**Supplied material:**
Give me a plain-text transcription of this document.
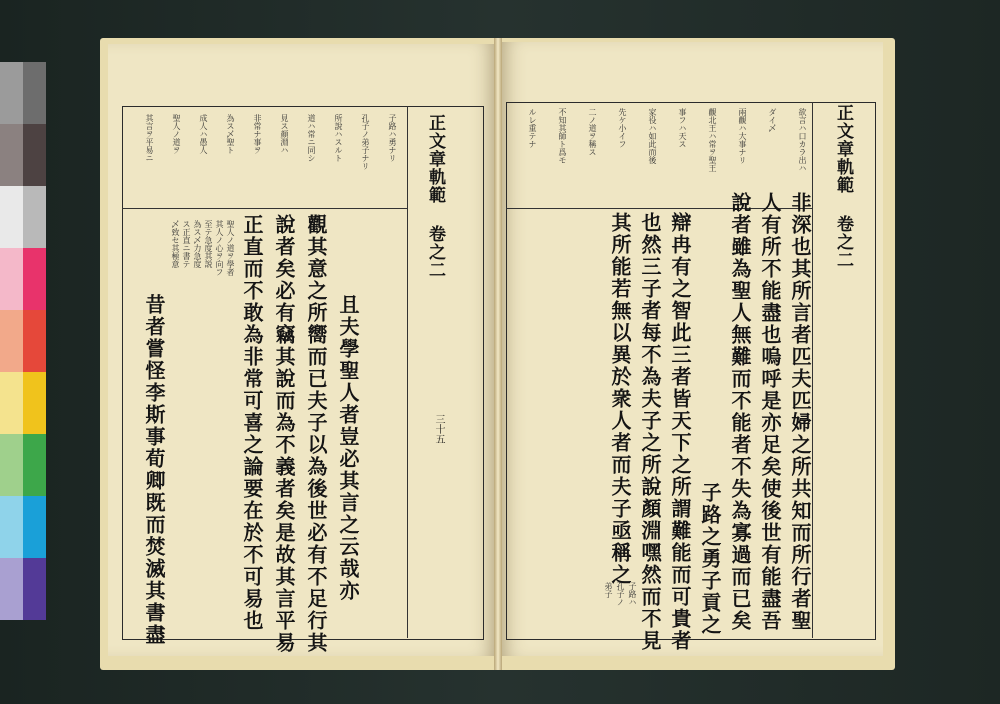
正文章軌範 卷之二
三十五
子路ハ勇ナリ
孔子ノ弟子ナリ
所說ハスルト
道ハ常ニ同シ
見ス顏淵ハ
非常ナ事ヲ
為ス乄聖ト
成人ハ愚人
聖人ノ道ヲ
其言ヲ平易ニ
且夫學聖人者豈必其言之云哉亦
觀其意之所嚮而已夫子以為後世必有不足行其
說者矣必有竊其說而為不義者矣是故其言平易
正直而不敢為非常可喜之論要在於不可易也
昔者嘗怪李斯事荀卿既而焚滅其書盡
聖人ノ道ヲ學者
其人ノ心ヲ向フ
至テ急度其説
為ス乄力急度
ス正直ニ書テ
乄致セ其極意	正文章軌範 卷之二
欲言ハ口カラ出ハ
ダイ乄
兩觀ハ大事ナリ
觀北王ハ常ヲ聖王
事フハ天ス
家役ハ如此而後
先ケ小イフ
二ノ道ヲ稱ス
不知其師ト爲モ
ルレ重テナ
非深也其所言者匹夫匹婦之所共知而所行者聖
人有所不能盡也嗚呼是亦足矣使後世有能盡吾
說者雖為聖人無難而不能者不失為寡過而已矣
辯冉有之智此三者皆天下之所謂難能而可貴者
也然三子者每不為夫子之所說顏淵嘿然而不見
其所能若無以異於衆人者而夫子亟稱之	子路之勇子貢之
子路ハ
孔子ノ
弟子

**Set exercise:** Copy out the listing exactly as it stands, but not the pictures.

**Problem solution:**
Give me a plain-text transcription of this document.
正文章軌範 卷之二
三十五
子路ハ勇ナリ
孔子ノ弟子ナリ
所說ハスルト
道ハ常ニ同シ
見ス顏淵ハ
非常ナ事ヲ
為ス乄聖ト
成人ハ愚人
聖人ノ道ヲ
其言ヲ平易ニ
且夫學聖人者豈必其言之云哉亦
觀其意之所嚮而已夫子以為後世必有不足行其
說者矣必有竊其說而為不義者矣是故其言平易
正直而不敢為非常可喜之論要在於不可易也
昔者嘗怪李斯事荀卿既而焚滅其書盡
聖人ノ道ヲ學者
其人ノ心ヲ向フ
至テ急度其説
為ス乄力急度
ス正直ニ書テ
乄致セ其極意	正文章軌範 卷之二
欲言ハ口カラ出ハ
ダイ乄
兩觀ハ大事ナリ
觀北王ハ常ヲ聖王
事フハ天ス
家役ハ如此而後
先ケ小イフ
二ノ道ヲ稱ス
不知其師ト爲モ
ルレ重テナ
非深也其所言者匹夫匹婦之所共知而所行者聖
人有所不能盡也嗚呼是亦足矣使後世有能盡吾
說者雖為聖人無難而不能者不失為寡過而已矣
辯冉有之智此三者皆天下之所謂難能而可貴者
也然三子者每不為夫子之所說顏淵嘿然而不見
其所能若無以異於衆人者而夫子亟稱之	子路之勇子貢之
子路ハ
孔子ノ
弟子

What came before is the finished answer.